Aim — Copy, in full, each line of the material that holds the word "中华人民共和国立法法".

* * *

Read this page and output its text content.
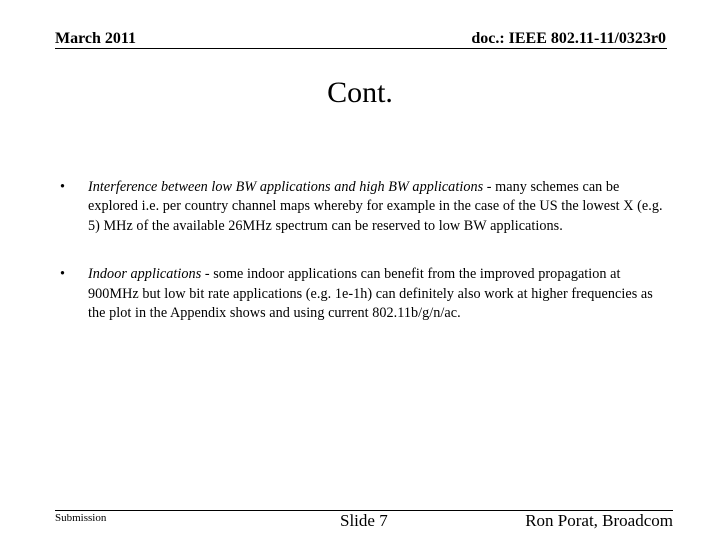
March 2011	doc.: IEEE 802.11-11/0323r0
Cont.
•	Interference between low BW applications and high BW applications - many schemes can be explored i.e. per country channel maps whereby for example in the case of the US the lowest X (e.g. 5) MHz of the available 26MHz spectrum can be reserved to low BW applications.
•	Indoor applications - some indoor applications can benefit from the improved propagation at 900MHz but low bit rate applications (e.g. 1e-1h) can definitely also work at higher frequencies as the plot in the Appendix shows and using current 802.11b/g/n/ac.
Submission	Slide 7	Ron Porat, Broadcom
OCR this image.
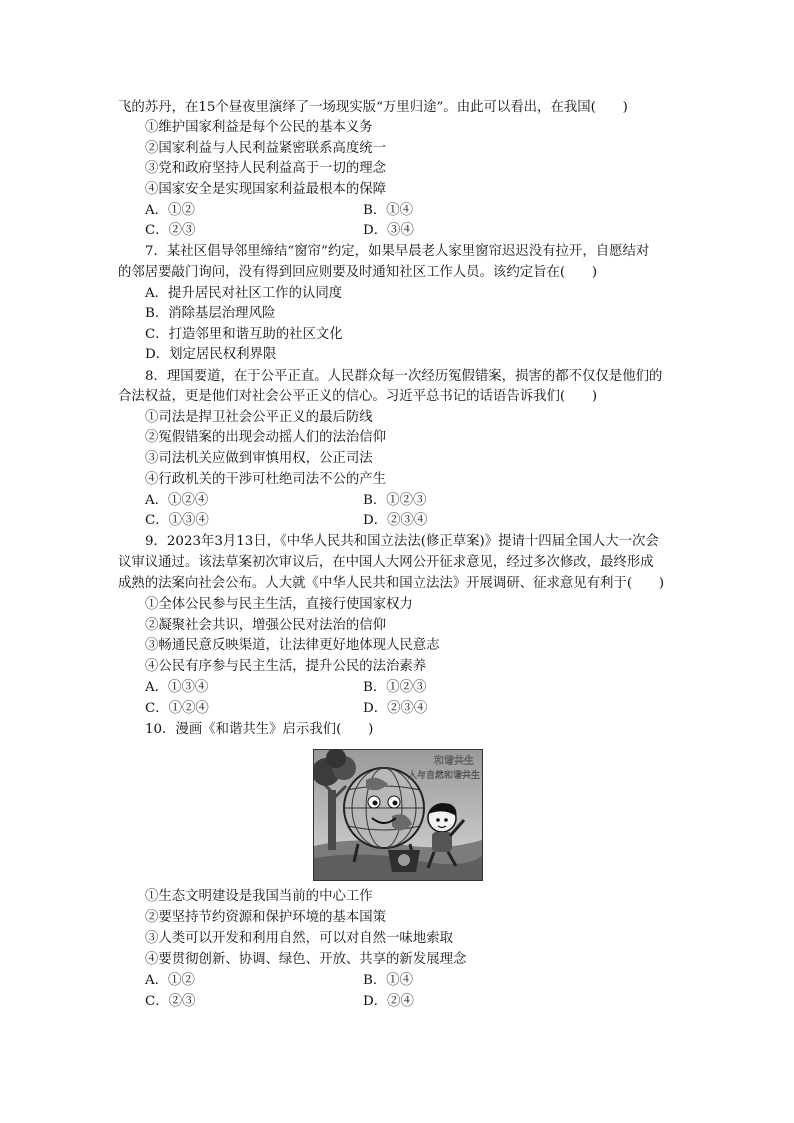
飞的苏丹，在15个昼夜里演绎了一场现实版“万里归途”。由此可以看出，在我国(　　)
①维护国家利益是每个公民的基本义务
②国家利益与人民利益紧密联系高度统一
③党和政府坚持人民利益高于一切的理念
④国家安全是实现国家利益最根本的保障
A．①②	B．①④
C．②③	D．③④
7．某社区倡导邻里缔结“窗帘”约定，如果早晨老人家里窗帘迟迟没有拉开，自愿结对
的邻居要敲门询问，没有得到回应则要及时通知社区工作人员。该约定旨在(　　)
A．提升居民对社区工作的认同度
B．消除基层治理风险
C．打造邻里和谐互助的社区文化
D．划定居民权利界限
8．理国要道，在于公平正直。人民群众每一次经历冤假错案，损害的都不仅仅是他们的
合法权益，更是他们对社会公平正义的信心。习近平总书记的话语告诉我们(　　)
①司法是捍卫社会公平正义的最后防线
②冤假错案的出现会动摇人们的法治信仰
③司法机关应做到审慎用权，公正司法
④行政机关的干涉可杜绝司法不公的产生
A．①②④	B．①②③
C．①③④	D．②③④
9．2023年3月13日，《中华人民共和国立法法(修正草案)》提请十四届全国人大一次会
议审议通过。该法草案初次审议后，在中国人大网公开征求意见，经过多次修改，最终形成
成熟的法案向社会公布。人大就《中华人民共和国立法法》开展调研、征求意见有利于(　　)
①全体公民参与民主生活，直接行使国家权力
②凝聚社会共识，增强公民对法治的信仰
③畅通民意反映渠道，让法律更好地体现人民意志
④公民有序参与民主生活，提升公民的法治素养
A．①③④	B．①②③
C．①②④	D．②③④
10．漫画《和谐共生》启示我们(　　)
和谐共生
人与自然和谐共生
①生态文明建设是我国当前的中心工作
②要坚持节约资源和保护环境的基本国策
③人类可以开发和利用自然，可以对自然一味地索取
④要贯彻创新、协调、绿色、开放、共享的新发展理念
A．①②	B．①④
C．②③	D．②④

* * *

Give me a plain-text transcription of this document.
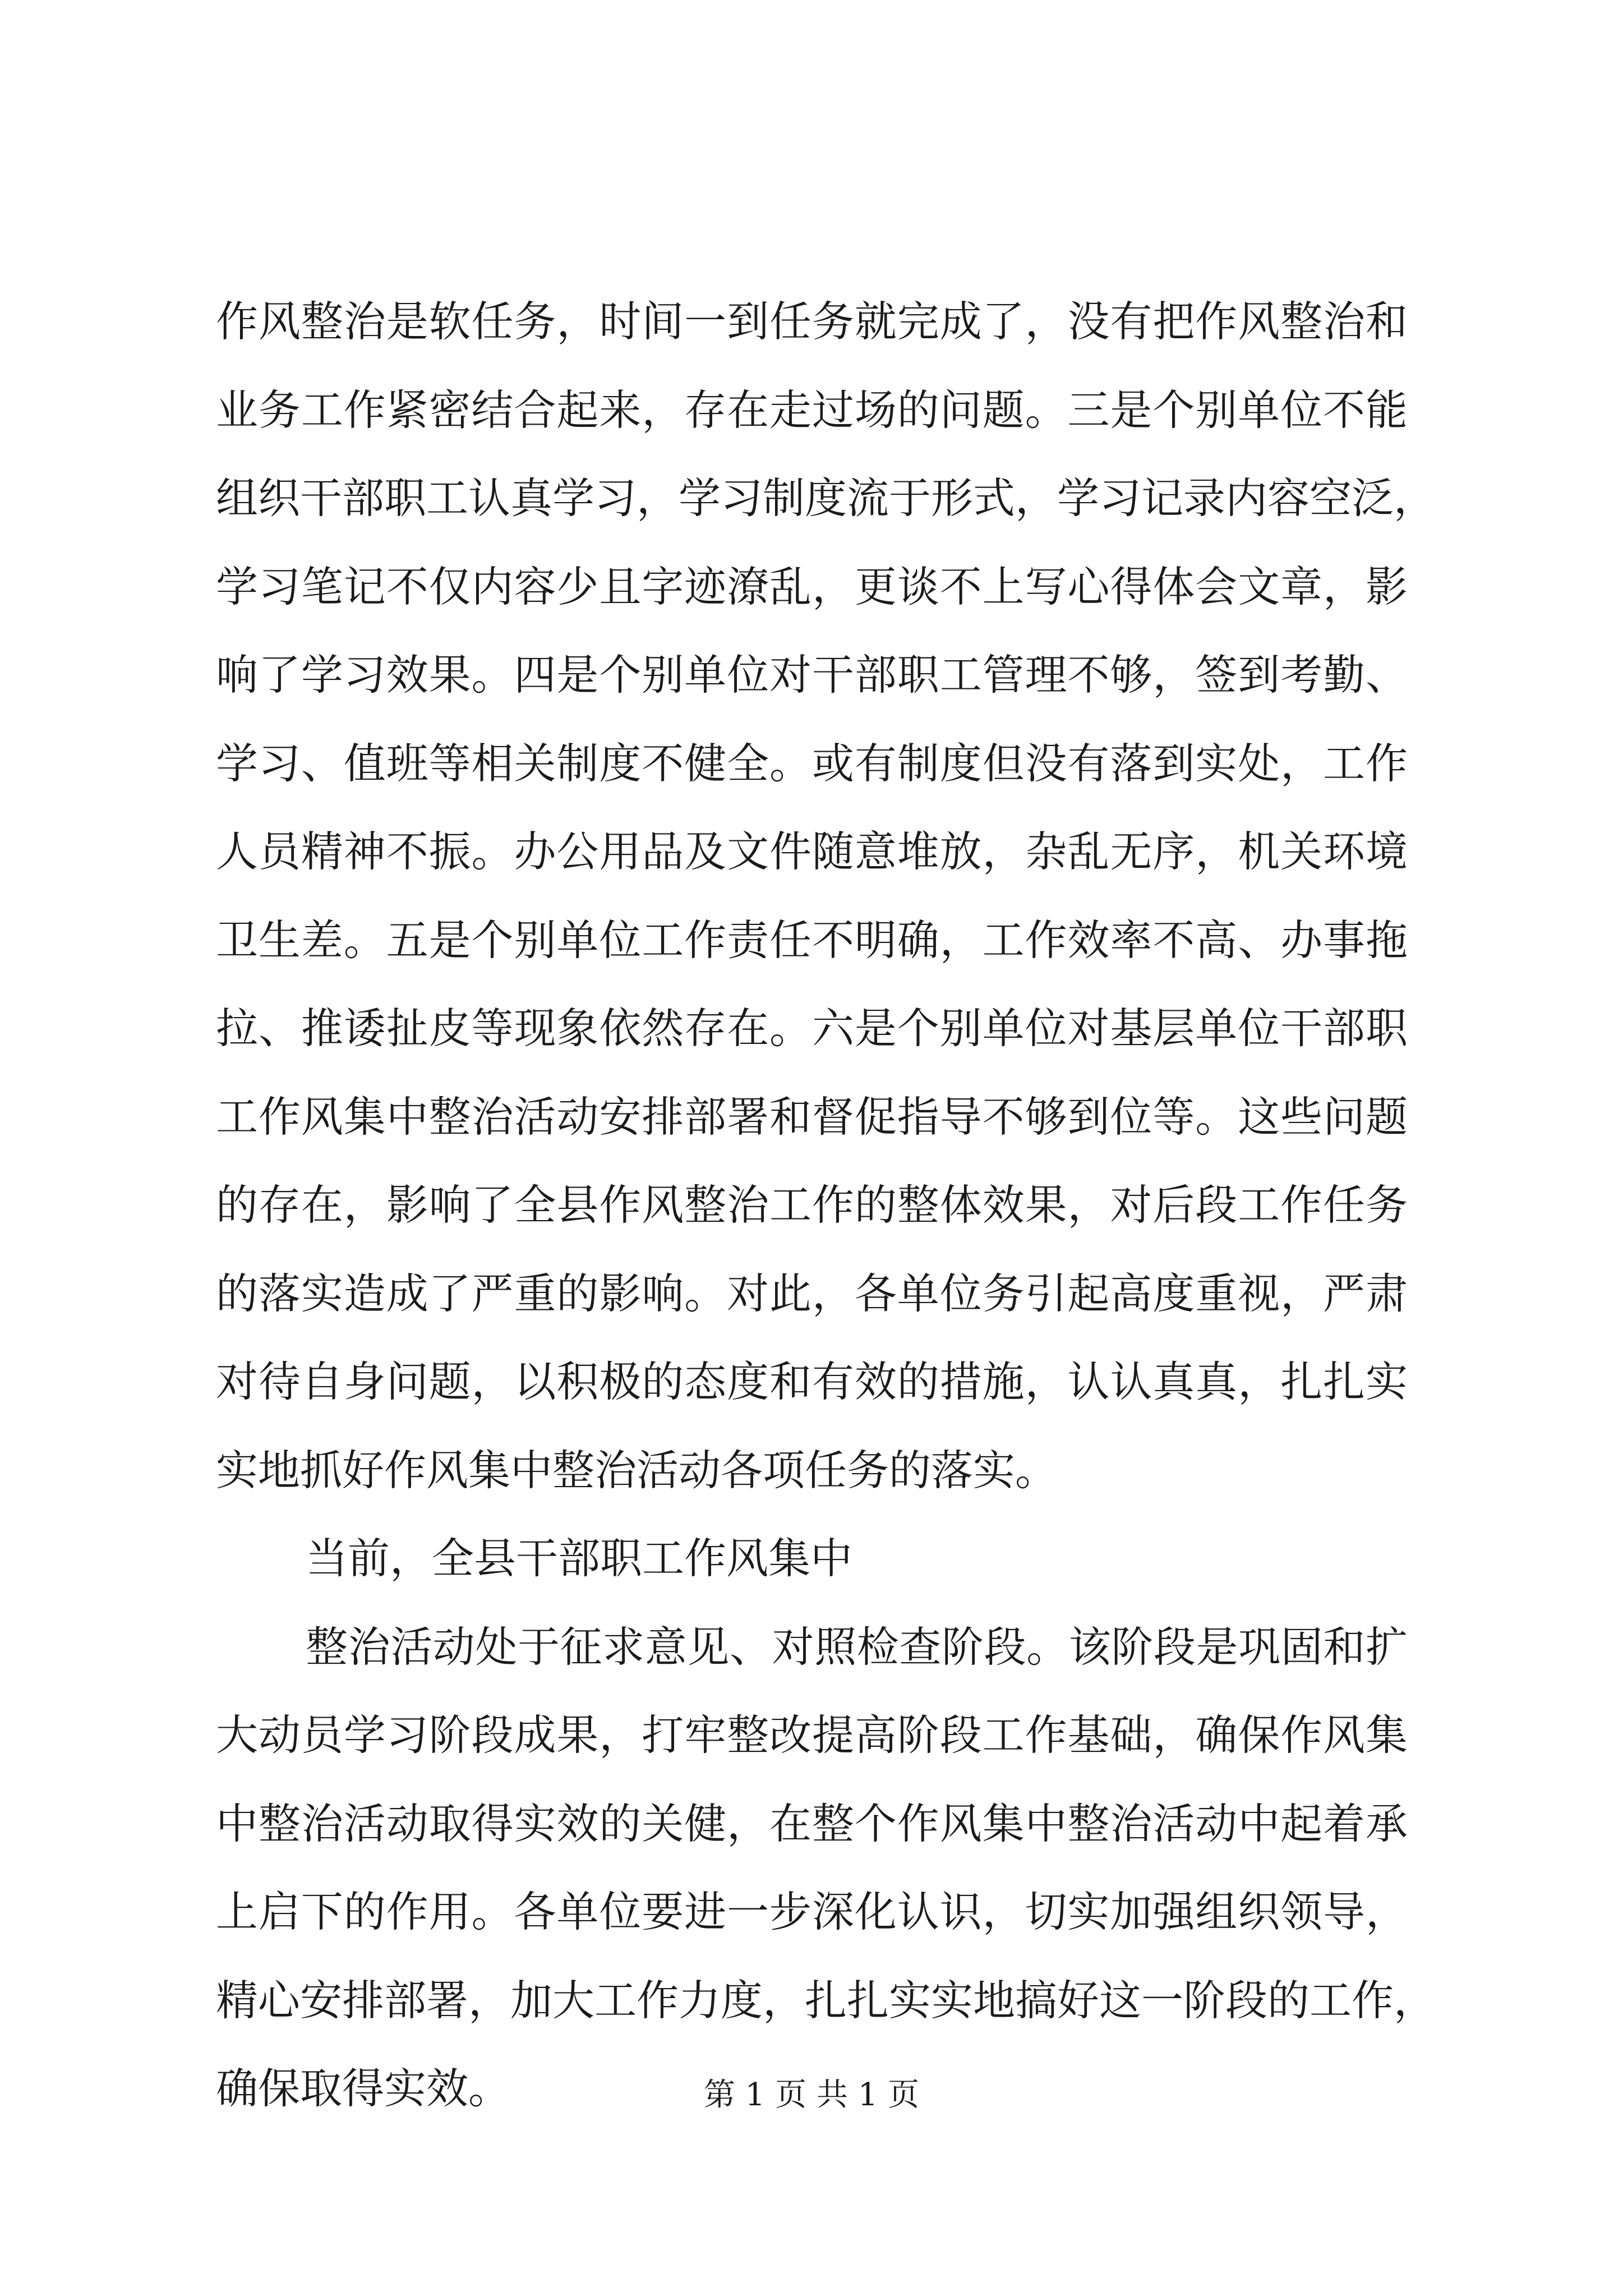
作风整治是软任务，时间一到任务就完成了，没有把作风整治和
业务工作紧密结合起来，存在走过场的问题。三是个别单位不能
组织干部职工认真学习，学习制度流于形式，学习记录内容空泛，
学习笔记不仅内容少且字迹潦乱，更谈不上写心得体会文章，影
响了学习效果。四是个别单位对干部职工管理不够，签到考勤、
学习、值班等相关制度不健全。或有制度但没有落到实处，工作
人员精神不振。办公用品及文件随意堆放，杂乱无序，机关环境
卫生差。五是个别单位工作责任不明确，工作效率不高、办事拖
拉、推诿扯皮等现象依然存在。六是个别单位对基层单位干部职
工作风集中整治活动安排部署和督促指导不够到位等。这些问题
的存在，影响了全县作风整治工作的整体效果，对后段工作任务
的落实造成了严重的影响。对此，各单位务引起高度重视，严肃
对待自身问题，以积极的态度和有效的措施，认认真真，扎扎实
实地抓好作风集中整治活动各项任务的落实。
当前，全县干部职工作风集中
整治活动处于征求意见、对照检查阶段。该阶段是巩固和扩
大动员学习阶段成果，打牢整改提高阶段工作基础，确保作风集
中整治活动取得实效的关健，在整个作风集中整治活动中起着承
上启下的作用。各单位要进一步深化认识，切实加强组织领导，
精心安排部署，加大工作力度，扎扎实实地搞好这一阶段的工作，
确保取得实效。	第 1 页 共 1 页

* * *

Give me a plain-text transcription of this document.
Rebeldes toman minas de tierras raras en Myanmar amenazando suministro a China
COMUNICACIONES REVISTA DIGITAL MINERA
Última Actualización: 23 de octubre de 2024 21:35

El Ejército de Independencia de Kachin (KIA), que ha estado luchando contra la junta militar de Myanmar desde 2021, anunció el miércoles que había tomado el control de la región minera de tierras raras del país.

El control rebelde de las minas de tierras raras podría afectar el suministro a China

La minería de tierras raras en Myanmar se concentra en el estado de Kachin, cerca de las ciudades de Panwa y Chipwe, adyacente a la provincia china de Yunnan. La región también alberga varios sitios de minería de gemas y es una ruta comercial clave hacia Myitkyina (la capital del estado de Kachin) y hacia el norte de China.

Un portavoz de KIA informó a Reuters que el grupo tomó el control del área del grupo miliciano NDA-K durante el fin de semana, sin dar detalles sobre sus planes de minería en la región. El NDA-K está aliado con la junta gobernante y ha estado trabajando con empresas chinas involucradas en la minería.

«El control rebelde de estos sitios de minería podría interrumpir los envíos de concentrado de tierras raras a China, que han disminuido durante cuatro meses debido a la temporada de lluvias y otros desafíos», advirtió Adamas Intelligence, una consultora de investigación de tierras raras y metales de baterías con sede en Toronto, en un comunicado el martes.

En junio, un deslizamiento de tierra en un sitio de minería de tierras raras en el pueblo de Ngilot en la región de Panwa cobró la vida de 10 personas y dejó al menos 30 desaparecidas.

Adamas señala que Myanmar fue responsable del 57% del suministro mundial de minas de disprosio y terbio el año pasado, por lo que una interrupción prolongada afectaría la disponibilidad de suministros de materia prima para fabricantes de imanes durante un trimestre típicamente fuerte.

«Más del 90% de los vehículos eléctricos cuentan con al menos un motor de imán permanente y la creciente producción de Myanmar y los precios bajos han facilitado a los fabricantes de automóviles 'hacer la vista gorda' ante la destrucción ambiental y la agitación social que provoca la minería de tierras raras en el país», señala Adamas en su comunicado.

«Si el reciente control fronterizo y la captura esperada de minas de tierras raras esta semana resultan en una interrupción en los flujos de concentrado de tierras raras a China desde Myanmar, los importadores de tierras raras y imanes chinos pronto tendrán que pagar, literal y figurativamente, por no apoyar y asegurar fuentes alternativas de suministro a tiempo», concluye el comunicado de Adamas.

* * *

Full output —
9．2023年3月13日，《中华人民共和国立法法(修正草案)》提请十四届全国人大一次会
成熟的法案向社会公布。人大就《中华人民共和国立法法》开展调研、征求意见有利于(　　)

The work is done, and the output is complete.